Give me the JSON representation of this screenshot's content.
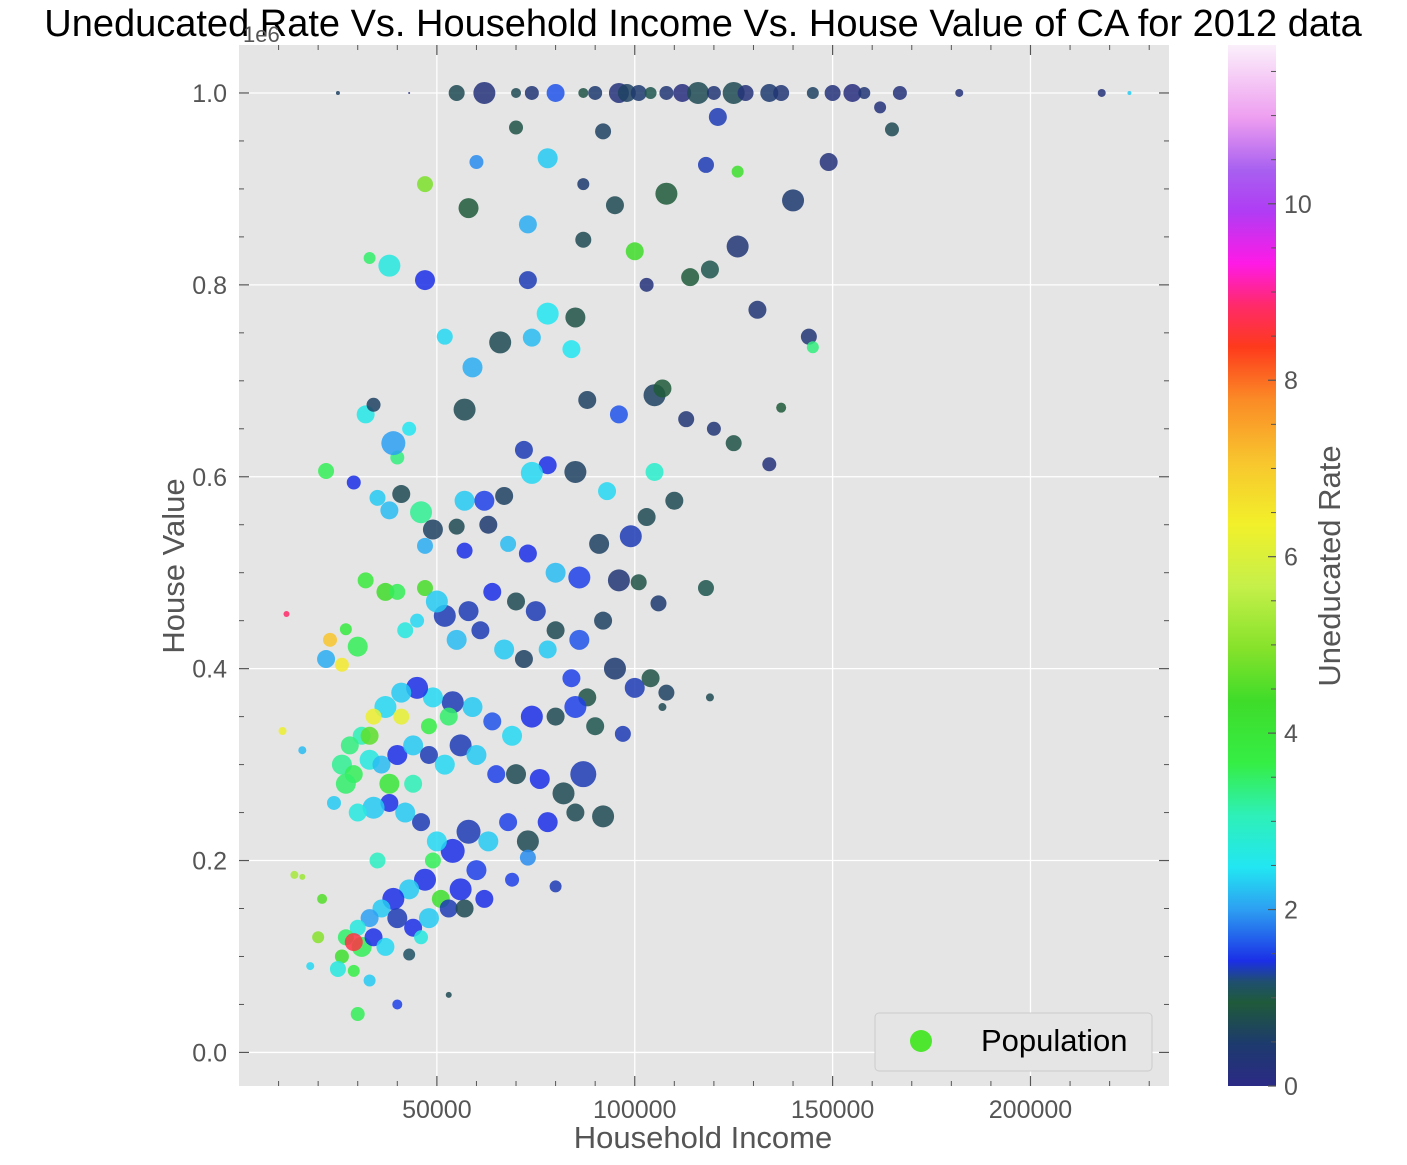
{
  "chart_data": {
    "type": "scatter",
    "title": "Uneducated Rate Vs. Household Income Vs. House Value of CA for 2012 data",
    "xlabel": "Household Income",
    "ylabel": "House Value",
    "y_offset_label": "1e6",
    "xlim": [
      0,
      235000
    ],
    "ylim": [
      -0.035,
      1.05
    ],
    "x_ticks": [
      50000,
      100000,
      150000,
      200000
    ],
    "x_tick_labels": [
      "50000",
      "100000",
      "150000",
      "200000"
    ],
    "y_ticks": [
      0.0,
      0.2,
      0.4,
      0.6,
      0.8,
      1.0
    ],
    "y_tick_labels": [
      "0.0",
      "0.2",
      "0.4",
      "0.6",
      "0.8",
      "1.0"
    ],
    "grid": true,
    "legend": {
      "position": "bottom-right",
      "entries": [
        "Population"
      ],
      "marker_color": "#4ee62f"
    },
    "colorbar": {
      "label": "Uneducated Rate",
      "range": [
        0,
        11.8
      ],
      "ticks": [
        0,
        2,
        4,
        6,
        8,
        10
      ],
      "tick_labels": [
        "0",
        "2",
        "4",
        "6",
        "8",
        "10"
      ],
      "colormap": "gist_ncar"
    },
    "encoding": {
      "x": "Household Income",
      "y": "House Value",
      "color": "Uneducated Rate",
      "size": "Population"
    },
    "points_note": "approximately 1500 points; representative sample listed",
    "points": [
      [
        25000,
        1.0,
        0.5,
        2
      ],
      [
        43000,
        1.0,
        0.1,
        1
      ],
      [
        55000,
        1.0,
        0.6,
        8
      ],
      [
        62000,
        1.0,
        0.2,
        11
      ],
      [
        70000,
        1.0,
        0.6,
        5
      ],
      [
        74000,
        1.0,
        0.3,
        7
      ],
      [
        80000,
        1.0,
        1.5,
        9
      ],
      [
        87000,
        1.0,
        0.7,
        5
      ],
      [
        90000,
        1.0,
        0.4,
        7
      ],
      [
        96000,
        1.0,
        0.2,
        10
      ],
      [
        98000,
        1.0,
        0.5,
        9
      ],
      [
        101000,
        1.0,
        0.4,
        8
      ],
      [
        104000,
        1.0,
        0.9,
        6
      ],
      [
        108000,
        1.0,
        0.3,
        7
      ],
      [
        112000,
        1.0,
        0.1,
        9
      ],
      [
        116000,
        1.0,
        0.6,
        11
      ],
      [
        120000,
        1.0,
        0.3,
        7
      ],
      [
        125000,
        1.0,
        0.6,
        11
      ],
      [
        128000,
        1.0,
        0.2,
        8
      ],
      [
        134000,
        1.0,
        0.4,
        9
      ],
      [
        137000,
        1.0,
        0.3,
        8
      ],
      [
        145000,
        1.0,
        0.5,
        6
      ],
      [
        150000,
        1.0,
        0.2,
        8
      ],
      [
        155000,
        1.0,
        0.1,
        9
      ],
      [
        158000,
        1.0,
        0.3,
        6
      ],
      [
        167000,
        1.0,
        0.2,
        7
      ],
      [
        182000,
        1.0,
        0.2,
        4
      ],
      [
        218000,
        1.0,
        0.2,
        4
      ],
      [
        225000,
        1.0,
        2.2,
        2
      ],
      [
        58000,
        0.88,
        0.8,
        10
      ],
      [
        47000,
        0.905,
        4.9,
        8
      ],
      [
        60000,
        0.928,
        1.8,
        7
      ],
      [
        73000,
        0.863,
        2.0,
        9
      ],
      [
        78000,
        0.932,
        2.2,
        10
      ],
      [
        87000,
        0.905,
        0.4,
        6
      ],
      [
        95000,
        0.883,
        0.6,
        9
      ],
      [
        108000,
        0.895,
        0.8,
        11
      ],
      [
        118000,
        0.925,
        1.2,
        8
      ],
      [
        126000,
        0.918,
        4.2,
        6
      ],
      [
        140000,
        0.888,
        0.4,
        11
      ],
      [
        149000,
        0.928,
        0.2,
        9
      ],
      [
        165000,
        0.962,
        0.6,
        7
      ],
      [
        162000,
        0.985,
        0.2,
        6
      ],
      [
        121000,
        0.975,
        1.2,
        9
      ],
      [
        92000,
        0.96,
        0.5,
        8
      ],
      [
        70000,
        0.964,
        0.7,
        7
      ],
      [
        33000,
        0.828,
        3.4,
        6
      ],
      [
        38000,
        0.82,
        2.6,
        11
      ],
      [
        47000,
        0.805,
        1.3,
        10
      ],
      [
        73000,
        0.805,
        1.2,
        9
      ],
      [
        100000,
        0.835,
        4.3,
        9
      ],
      [
        87000,
        0.847,
        0.6,
        8
      ],
      [
        119000,
        0.816,
        0.9,
        9
      ],
      [
        126000,
        0.84,
        0.3,
        11
      ],
      [
        131000,
        0.774,
        0.3,
        9
      ],
      [
        144000,
        0.746,
        0.3,
        8
      ],
      [
        145000,
        0.735,
        3.3,
        6
      ],
      [
        114000,
        0.808,
        0.8,
        9
      ],
      [
        103000,
        0.8,
        0.2,
        7
      ],
      [
        78000,
        0.77,
        2.4,
        11
      ],
      [
        85000,
        0.766,
        0.7,
        10
      ],
      [
        32000,
        0.665,
        2.5,
        9
      ],
      [
        34000,
        0.675,
        0.5,
        7
      ],
      [
        40000,
        0.62,
        3.3,
        7
      ],
      [
        43000,
        0.65,
        2.4,
        7
      ],
      [
        39000,
        0.635,
        1.9,
        12
      ],
      [
        22000,
        0.606,
        3.5,
        8
      ],
      [
        29000,
        0.594,
        1.3,
        7
      ],
      [
        35000,
        0.578,
        2.2,
        8
      ],
      [
        38000,
        0.565,
        2.1,
        9
      ],
      [
        41000,
        0.582,
        0.6,
        9
      ],
      [
        46000,
        0.563,
        3.2,
        11
      ],
      [
        47000,
        0.528,
        2.0,
        8
      ],
      [
        59000,
        0.714,
        2.0,
        10
      ],
      [
        57000,
        0.67,
        0.6,
        11
      ],
      [
        52000,
        0.746,
        2.3,
        8
      ],
      [
        66000,
        0.74,
        0.6,
        11
      ],
      [
        74000,
        0.745,
        2.1,
        9
      ],
      [
        84000,
        0.733,
        2.4,
        9
      ],
      [
        88000,
        0.68,
        0.5,
        9
      ],
      [
        96000,
        0.665,
        1.5,
        9
      ],
      [
        105000,
        0.685,
        0.5,
        11
      ],
      [
        107000,
        0.692,
        0.8,
        9
      ],
      [
        113000,
        0.66,
        0.3,
        8
      ],
      [
        120000,
        0.65,
        0.3,
        7
      ],
      [
        125000,
        0.635,
        0.7,
        8
      ],
      [
        134000,
        0.613,
        0.2,
        7
      ],
      [
        137000,
        0.672,
        0.8,
        5
      ],
      [
        105000,
        0.605,
        2.8,
        9
      ],
      [
        110000,
        0.575,
        0.6,
        9
      ],
      [
        118000,
        0.484,
        0.9,
        8
      ],
      [
        99000,
        0.538,
        1.2,
        11
      ],
      [
        103000,
        0.558,
        0.6,
        9
      ],
      [
        106000,
        0.468,
        0.4,
        8
      ],
      [
        93000,
        0.585,
        2.3,
        9
      ],
      [
        85000,
        0.605,
        0.5,
        11
      ],
      [
        78000,
        0.612,
        1.3,
        9
      ],
      [
        74000,
        0.604,
        2.3,
        11
      ],
      [
        72000,
        0.628,
        1.2,
        9
      ],
      [
        67000,
        0.58,
        0.5,
        9
      ],
      [
        62000,
        0.575,
        1.4,
        10
      ],
      [
        57000,
        0.575,
        2.2,
        10
      ],
      [
        55000,
        0.548,
        0.6,
        8
      ],
      [
        49000,
        0.545,
        0.5,
        10
      ],
      [
        57000,
        0.523,
        1.3,
        8
      ],
      [
        63000,
        0.55,
        0.4,
        9
      ],
      [
        68000,
        0.53,
        2.1,
        8
      ],
      [
        73000,
        0.52,
        1.3,
        9
      ],
      [
        80000,
        0.5,
        2.1,
        10
      ],
      [
        86000,
        0.495,
        1.4,
        11
      ],
      [
        91000,
        0.53,
        0.5,
        10
      ],
      [
        96000,
        0.492,
        0.3,
        11
      ],
      [
        101000,
        0.49,
        0.7,
        8
      ],
      [
        92000,
        0.45,
        0.5,
        9
      ],
      [
        86000,
        0.43,
        1.5,
        10
      ],
      [
        80000,
        0.44,
        0.6,
        9
      ],
      [
        75000,
        0.46,
        1.2,
        10
      ],
      [
        70000,
        0.47,
        0.6,
        9
      ],
      [
        64000,
        0.48,
        1.3,
        9
      ],
      [
        58000,
        0.46,
        1.2,
        10
      ],
      [
        52000,
        0.455,
        1.2,
        11
      ],
      [
        47000,
        0.484,
        4.4,
        8
      ],
      [
        50000,
        0.47,
        2.2,
        11
      ],
      [
        55000,
        0.43,
        2.1,
        10
      ],
      [
        61000,
        0.44,
        1.2,
        9
      ],
      [
        67000,
        0.42,
        2.2,
        10
      ],
      [
        72000,
        0.41,
        0.5,
        9
      ],
      [
        78000,
        0.42,
        2.2,
        9
      ],
      [
        84000,
        0.39,
        1.4,
        9
      ],
      [
        88000,
        0.37,
        0.7,
        9
      ],
      [
        95000,
        0.4,
        0.4,
        11
      ],
      [
        100000,
        0.38,
        1.2,
        10
      ],
      [
        104000,
        0.39,
        0.7,
        9
      ],
      [
        108000,
        0.375,
        0.5,
        8
      ],
      [
        119000,
        0.37,
        0.6,
        4
      ],
      [
        107000,
        0.36,
        0.6,
        4
      ],
      [
        97000,
        0.332,
        1.2,
        8
      ],
      [
        90000,
        0.34,
        0.9,
        9
      ],
      [
        85000,
        0.36,
        1.4,
        11
      ],
      [
        80000,
        0.35,
        0.6,
        9
      ],
      [
        74000,
        0.35,
        1.3,
        11
      ],
      [
        69000,
        0.33,
        2.3,
        10
      ],
      [
        64000,
        0.345,
        1.5,
        9
      ],
      [
        59000,
        0.36,
        2.2,
        10
      ],
      [
        54000,
        0.365,
        1.2,
        11
      ],
      [
        49000,
        0.37,
        2.3,
        10
      ],
      [
        45000,
        0.38,
        1.3,
        11
      ],
      [
        41000,
        0.375,
        2.2,
        10
      ],
      [
        37000,
        0.36,
        2.3,
        11
      ],
      [
        34000,
        0.35,
        6.2,
        8
      ],
      [
        31000,
        0.33,
        3.0,
        9
      ],
      [
        28000,
        0.32,
        3.3,
        9
      ],
      [
        26000,
        0.3,
        3.2,
        10
      ],
      [
        29000,
        0.29,
        3.5,
        9
      ],
      [
        33000,
        0.305,
        2.6,
        10
      ],
      [
        36000,
        0.3,
        2.1,
        9
      ],
      [
        40000,
        0.31,
        1.3,
        10
      ],
      [
        44000,
        0.32,
        2.2,
        10
      ],
      [
        48000,
        0.31,
        1.2,
        9
      ],
      [
        52000,
        0.3,
        2.3,
        10
      ],
      [
        56000,
        0.32,
        1.2,
        11
      ],
      [
        60000,
        0.31,
        2.2,
        10
      ],
      [
        65000,
        0.29,
        1.4,
        9
      ],
      [
        70000,
        0.29,
        0.6,
        10
      ],
      [
        76000,
        0.285,
        1.3,
        10
      ],
      [
        82000,
        0.27,
        0.6,
        11
      ],
      [
        87000,
        0.29,
        1.2,
        13
      ],
      [
        92000,
        0.246,
        0.6,
        11
      ],
      [
        85000,
        0.25,
        0.6,
        9
      ],
      [
        78000,
        0.24,
        1.3,
        10
      ],
      [
        73000,
        0.22,
        0.6,
        11
      ],
      [
        68000,
        0.24,
        1.4,
        9
      ],
      [
        63000,
        0.22,
        2.2,
        10
      ],
      [
        58000,
        0.23,
        1.2,
        12
      ],
      [
        54000,
        0.21,
        1.3,
        12
      ],
      [
        50000,
        0.22,
        2.3,
        10
      ],
      [
        46000,
        0.24,
        1.2,
        9
      ],
      [
        42000,
        0.25,
        2.2,
        10
      ],
      [
        38000,
        0.26,
        1.3,
        9
      ],
      [
        34000,
        0.255,
        2.2,
        11
      ],
      [
        30000,
        0.25,
        2.6,
        9
      ],
      [
        27000,
        0.28,
        3.4,
        10
      ],
      [
        24000,
        0.26,
        2.2,
        7
      ],
      [
        73000,
        0.203,
        1.8,
        8
      ],
      [
        69000,
        0.18,
        1.4,
        7
      ],
      [
        80000,
        0.173,
        1.2,
        6
      ],
      [
        60000,
        0.19,
        1.4,
        10
      ],
      [
        56000,
        0.17,
        1.3,
        11
      ],
      [
        51000,
        0.16,
        4.2,
        9
      ],
      [
        47000,
        0.18,
        1.3,
        11
      ],
      [
        43000,
        0.17,
        2.2,
        10
      ],
      [
        39000,
        0.16,
        1.3,
        11
      ],
      [
        36000,
        0.15,
        2.2,
        9
      ],
      [
        33000,
        0.14,
        1.9,
        9
      ],
      [
        30000,
        0.13,
        2.6,
        8
      ],
      [
        27000,
        0.12,
        3.4,
        8
      ],
      [
        31000,
        0.11,
        3.5,
        10
      ],
      [
        34000,
        0.12,
        1.3,
        9
      ],
      [
        37000,
        0.11,
        2.3,
        9
      ],
      [
        40000,
        0.14,
        1.2,
        10
      ],
      [
        44000,
        0.13,
        1.3,
        9
      ],
      [
        48000,
        0.14,
        2.2,
        10
      ],
      [
        53000,
        0.15,
        1.2,
        9
      ],
      [
        57000,
        0.15,
        0.6,
        9
      ],
      [
        62000,
        0.16,
        1.3,
        9
      ],
      [
        29000,
        0.115,
        8.6,
        9
      ],
      [
        26000,
        0.1,
        4.2,
        7
      ],
      [
        29000,
        0.085,
        3.6,
        6
      ],
      [
        33000,
        0.075,
        2.2,
        6
      ],
      [
        30000,
        0.04,
        3.5,
        7
      ],
      [
        25000,
        0.087,
        2.6,
        8
      ],
      [
        20000,
        0.12,
        5.0,
        6
      ],
      [
        18000,
        0.09,
        2.3,
        4
      ],
      [
        21000,
        0.16,
        4.5,
        5
      ],
      [
        14000,
        0.185,
        5.3,
        4
      ],
      [
        16000,
        0.183,
        5.2,
        3
      ],
      [
        23000,
        0.43,
        7.0,
        7
      ],
      [
        22000,
        0.41,
        2.0,
        9
      ],
      [
        26000,
        0.404,
        6.4,
        7
      ],
      [
        30000,
        0.423,
        3.5,
        10
      ],
      [
        27000,
        0.441,
        3.7,
        6
      ],
      [
        12000,
        0.457,
        8.8,
        3
      ],
      [
        11000,
        0.335,
        6.2,
        4
      ],
      [
        16000,
        0.315,
        2.1,
        4
      ],
      [
        32000,
        0.492,
        3.8,
        8
      ],
      [
        37000,
        0.48,
        4.3,
        9
      ],
      [
        40000,
        0.48,
        3.5,
        8
      ],
      [
        42000,
        0.44,
        2.6,
        8
      ],
      [
        45000,
        0.45,
        2.3,
        7
      ],
      [
        33000,
        0.33,
        4.6,
        9
      ],
      [
        41000,
        0.35,
        6.1,
        8
      ],
      [
        48000,
        0.34,
        3.6,
        8
      ],
      [
        53000,
        0.35,
        3.4,
        9
      ],
      [
        38000,
        0.28,
        3.9,
        10
      ],
      [
        44000,
        0.28,
        3.0,
        9
      ],
      [
        49000,
        0.2,
        3.5,
        8
      ],
      [
        35000,
        0.2,
        2.9,
        8
      ],
      [
        46000,
        0.12,
        2.6,
        7
      ],
      [
        43000,
        0.102,
        1.0,
        6
      ],
      [
        40000,
        0.05,
        1.4,
        5
      ],
      [
        53000,
        0.06,
        0.6,
        3
      ]
    ]
  }
}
^^^^
» **Exercise prompt**: Find each line with the string "Household" and copy it out.

» **Complete response**:
    "title": "Uneducated Rate Vs. Household Income Vs. House Value of CA for 2012 data",
    "xlabel": "Household Income",
      "x": "Household Income",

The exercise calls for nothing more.